#### Given data
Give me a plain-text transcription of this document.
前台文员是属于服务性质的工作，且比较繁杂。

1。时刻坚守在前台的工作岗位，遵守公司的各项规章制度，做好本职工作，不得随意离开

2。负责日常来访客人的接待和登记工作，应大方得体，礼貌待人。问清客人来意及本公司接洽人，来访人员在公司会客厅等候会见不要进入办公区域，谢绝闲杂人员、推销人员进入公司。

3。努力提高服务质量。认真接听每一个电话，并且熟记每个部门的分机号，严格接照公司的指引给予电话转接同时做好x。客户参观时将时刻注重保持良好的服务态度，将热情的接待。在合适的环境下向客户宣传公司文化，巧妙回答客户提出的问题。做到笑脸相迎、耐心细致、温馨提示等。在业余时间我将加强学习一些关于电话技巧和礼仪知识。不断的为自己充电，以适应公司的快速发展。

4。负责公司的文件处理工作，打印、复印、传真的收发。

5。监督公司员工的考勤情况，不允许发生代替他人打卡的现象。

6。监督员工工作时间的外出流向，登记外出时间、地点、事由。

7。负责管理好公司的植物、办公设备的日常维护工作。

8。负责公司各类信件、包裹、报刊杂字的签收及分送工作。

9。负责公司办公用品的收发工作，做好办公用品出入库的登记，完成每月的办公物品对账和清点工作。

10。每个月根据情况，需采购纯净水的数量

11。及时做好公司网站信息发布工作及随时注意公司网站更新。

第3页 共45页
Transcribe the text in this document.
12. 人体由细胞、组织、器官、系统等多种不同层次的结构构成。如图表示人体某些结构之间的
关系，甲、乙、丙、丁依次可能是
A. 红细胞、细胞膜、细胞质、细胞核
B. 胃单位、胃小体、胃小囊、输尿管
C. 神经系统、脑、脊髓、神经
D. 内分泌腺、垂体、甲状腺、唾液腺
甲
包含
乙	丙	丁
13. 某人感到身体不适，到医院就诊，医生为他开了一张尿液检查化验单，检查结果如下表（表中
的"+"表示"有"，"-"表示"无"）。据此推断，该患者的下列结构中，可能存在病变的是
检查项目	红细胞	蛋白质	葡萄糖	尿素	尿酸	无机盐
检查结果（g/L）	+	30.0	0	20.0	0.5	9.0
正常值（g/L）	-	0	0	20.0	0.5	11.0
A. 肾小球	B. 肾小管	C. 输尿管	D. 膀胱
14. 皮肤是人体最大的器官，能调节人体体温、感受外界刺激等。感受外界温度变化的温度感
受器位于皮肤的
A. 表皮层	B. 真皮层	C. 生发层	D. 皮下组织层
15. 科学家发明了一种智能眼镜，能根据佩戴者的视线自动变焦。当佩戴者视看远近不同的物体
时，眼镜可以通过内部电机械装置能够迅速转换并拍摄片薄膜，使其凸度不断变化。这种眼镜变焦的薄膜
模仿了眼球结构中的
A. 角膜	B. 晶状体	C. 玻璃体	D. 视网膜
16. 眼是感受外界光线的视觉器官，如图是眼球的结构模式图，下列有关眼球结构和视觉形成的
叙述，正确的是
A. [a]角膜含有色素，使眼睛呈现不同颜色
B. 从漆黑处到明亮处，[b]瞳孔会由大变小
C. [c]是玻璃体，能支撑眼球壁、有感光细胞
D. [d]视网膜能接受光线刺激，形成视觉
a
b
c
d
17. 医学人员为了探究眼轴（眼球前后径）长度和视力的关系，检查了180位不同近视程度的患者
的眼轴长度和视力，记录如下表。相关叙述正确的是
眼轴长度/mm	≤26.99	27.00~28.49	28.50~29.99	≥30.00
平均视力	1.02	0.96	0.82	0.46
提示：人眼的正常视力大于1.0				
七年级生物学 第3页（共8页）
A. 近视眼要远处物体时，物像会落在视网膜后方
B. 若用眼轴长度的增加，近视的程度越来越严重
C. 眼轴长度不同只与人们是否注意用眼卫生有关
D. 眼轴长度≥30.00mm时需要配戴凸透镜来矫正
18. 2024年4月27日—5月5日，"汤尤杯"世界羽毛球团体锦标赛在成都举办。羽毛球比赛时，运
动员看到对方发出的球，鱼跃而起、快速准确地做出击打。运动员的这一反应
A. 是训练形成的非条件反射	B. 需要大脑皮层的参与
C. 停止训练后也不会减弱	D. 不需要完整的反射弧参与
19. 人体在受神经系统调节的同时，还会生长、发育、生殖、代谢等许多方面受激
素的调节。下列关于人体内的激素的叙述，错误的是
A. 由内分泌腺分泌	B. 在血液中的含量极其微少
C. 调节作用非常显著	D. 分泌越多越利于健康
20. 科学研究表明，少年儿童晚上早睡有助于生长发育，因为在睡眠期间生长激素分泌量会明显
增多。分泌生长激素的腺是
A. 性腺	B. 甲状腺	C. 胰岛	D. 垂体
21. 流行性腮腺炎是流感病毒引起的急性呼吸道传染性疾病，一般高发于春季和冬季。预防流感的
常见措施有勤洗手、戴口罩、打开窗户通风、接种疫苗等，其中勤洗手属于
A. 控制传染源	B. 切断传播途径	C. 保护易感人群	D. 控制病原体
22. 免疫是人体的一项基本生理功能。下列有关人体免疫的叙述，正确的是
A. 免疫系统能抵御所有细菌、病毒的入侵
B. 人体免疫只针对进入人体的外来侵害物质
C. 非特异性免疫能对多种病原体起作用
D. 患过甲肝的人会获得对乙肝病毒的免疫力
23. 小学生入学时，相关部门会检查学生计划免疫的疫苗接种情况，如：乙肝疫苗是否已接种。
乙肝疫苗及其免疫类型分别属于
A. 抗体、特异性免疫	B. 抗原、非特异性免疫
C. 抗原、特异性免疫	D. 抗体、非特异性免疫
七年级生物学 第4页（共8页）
########
--- Required task ---
Write out every record shown above, word for word.

--- Correct response ---
Give me a plain-text transcription of this document.
前台文员是属于服务性质的工作，且比较繁杂。

1。时刻坚守在前台的工作岗位，遵守公司的各项规章制度，做好本职工作，不得随意离开

2。负责日常来访客人的接待和登记工作，应大方得体，礼貌待人。问清客人来意及本公司接洽人，来访人员在公司会客厅等候会见不要进入办公区域，谢绝闲杂人员、推销人员进入公司。

3。努力提高服务质量。认真接听每一个电话，并且熟记每个部门的分机号，严格接照公司的指引给予电话转接同时做好x。客户参观时将时刻注重保持良好的服务态度，将热情的接待。在合适的环境下向客户宣传公司文化，巧妙回答客户提出的问题。做到笑脸相迎、耐心细致、温馨提示等。在业余时间我将加强学习一些关于电话技巧和礼仪知识。不断的为自己充电，以适应公司的快速发展。

4。负责公司的文件处理工作，打印、复印、传真的收发。

5。监督公司员工的考勤情况，不允许发生代替他人打卡的现象。

6。监督员工工作时间的外出流向，登记外出时间、地点、事由。

7。负责管理好公司的植物、办公设备的日常维护工作。

8。负责公司各类信件、包裹、报刊杂字的签收及分送工作。

9。负责公司办公用品的收发工作，做好办公用品出入库的登记，完成每月的办公物品对账和清点工作。

10。每个月根据情况，需采购纯净水的数量

11。及时做好公司网站信息发布工作及随时注意公司网站更新。

第3页 共45页
Transcribe the text in this document.
12. 人体由细胞、组织、器官、系统等多种不同层次的结构构成。如图表示人体某些结构之间的
关系，甲、乙、丙、丁依次可能是
A. 红细胞、细胞膜、细胞质、细胞核
B. 胃单位、胃小体、胃小囊、输尿管
C. 神经系统、脑、脊髓、神经
D. 内分泌腺、垂体、甲状腺、唾液腺
甲
包含
乙	丙	丁
13. 某人感到身体不适，到医院就诊，医生为他开了一张尿液检查化验单，检查结果如下表（表中
的"+"表示"有"，"-"表示"无"）。据此推断，该患者的下列结构中，可能存在病变的是
检查项目	红细胞	蛋白质	葡萄糖	尿素	尿酸	无机盐
检查结果（g/L）	+	30.0	0	20.0	0.5	9.0
正常值（g/L）	-	0	0	20.0	0.5	11.0
A. 肾小球	B. 肾小管	C. 输尿管	D. 膀胱
14. 皮肤是人体最大的器官，能调节人体体温、感受外界刺激等。感受外界温度变化的温度感
受器位于皮肤的
A. 表皮层	B. 真皮层	C. 生发层	D. 皮下组织层
15. 科学家发明了一种智能眼镜，能根据佩戴者的视线自动变焦。当佩戴者视看远近不同的物体
时，眼镜可以通过内部电机械装置能够迅速转换并拍摄片薄膜，使其凸度不断变化。这种眼镜变焦的薄膜
模仿了眼球结构中的
A. 角膜	B. 晶状体	C. 玻璃体	D. 视网膜
16. 眼是感受外界光线的视觉器官，如图是眼球的结构模式图，下列有关眼球结构和视觉形成的
叙述，正确的是
A. [a]角膜含有色素，使眼睛呈现不同颜色
B. 从漆黑处到明亮处，[b]瞳孔会由大变小
C. [c]是玻璃体，能支撑眼球壁、有感光细胞
D. [d]视网膜能接受光线刺激，形成视觉
a
b
c
d
17. 医学人员为了探究眼轴（眼球前后径）长度和视力的关系，检查了180位不同近视程度的患者
的眼轴长度和视力，记录如下表。相关叙述正确的是
眼轴长度/mm	≤26.99	27.00~28.49	28.50~29.99	≥30.00
平均视力	1.02	0.96	0.82	0.46
提示：人眼的正常视力大于1.0				
七年级生物学 第3页（共8页）
A. 近视眼要远处物体时，物像会落在视网膜后方
B. 若用眼轴长度的增加，近视的程度越来越严重
C. 眼轴长度不同只与人们是否注意用眼卫生有关
D. 眼轴长度≥30.00mm时需要配戴凸透镜来矫正
18. 2024年4月27日—5月5日，"汤尤杯"世界羽毛球团体锦标赛在成都举办。羽毛球比赛时，运
动员看到对方发出的球，鱼跃而起、快速准确地做出击打。运动员的这一反应
A. 是训练形成的非条件反射	B. 需要大脑皮层的参与
C. 停止训练后也不会减弱	D. 不需要完整的反射弧参与
19. 人体在受神经系统调节的同时，还会生长、发育、生殖、代谢等许多方面受激
素的调节。下列关于人体内的激素的叙述，错误的是
A. 由内分泌腺分泌	B. 在血液中的含量极其微少
C. 调节作用非常显著	D. 分泌越多越利于健康
20. 科学研究表明，少年儿童晚上早睡有助于生长发育，因为在睡眠期间生长激素分泌量会明显
增多。分泌生长激素的腺是
A. 性腺	B. 甲状腺	C. 胰岛	D. 垂体
21. 流行性腮腺炎是流感病毒引起的急性呼吸道传染性疾病，一般高发于春季和冬季。预防流感的
常见措施有勤洗手、戴口罩、打开窗户通风、接种疫苗等，其中勤洗手属于
A. 控制传染源	B. 切断传播途径	C. 保护易感人群	D. 控制病原体
22. 免疫是人体的一项基本生理功能。下列有关人体免疫的叙述，正确的是
A. 免疫系统能抵御所有细菌、病毒的入侵
B. 人体免疫只针对进入人体的外来侵害物质
C. 非特异性免疫能对多种病原体起作用
D. 患过甲肝的人会获得对乙肝病毒的免疫力
23. 小学生入学时，相关部门会检查学生计划免疫的疫苗接种情况，如：乙肝疫苗是否已接种。
乙肝疫苗及其免疫类型分别属于
A. 抗体、特异性免疫	B. 抗原、非特异性免疫
C. 抗原、特异性免疫	D. 抗体、非特异性免疫
七年级生物学 第4页（共8页）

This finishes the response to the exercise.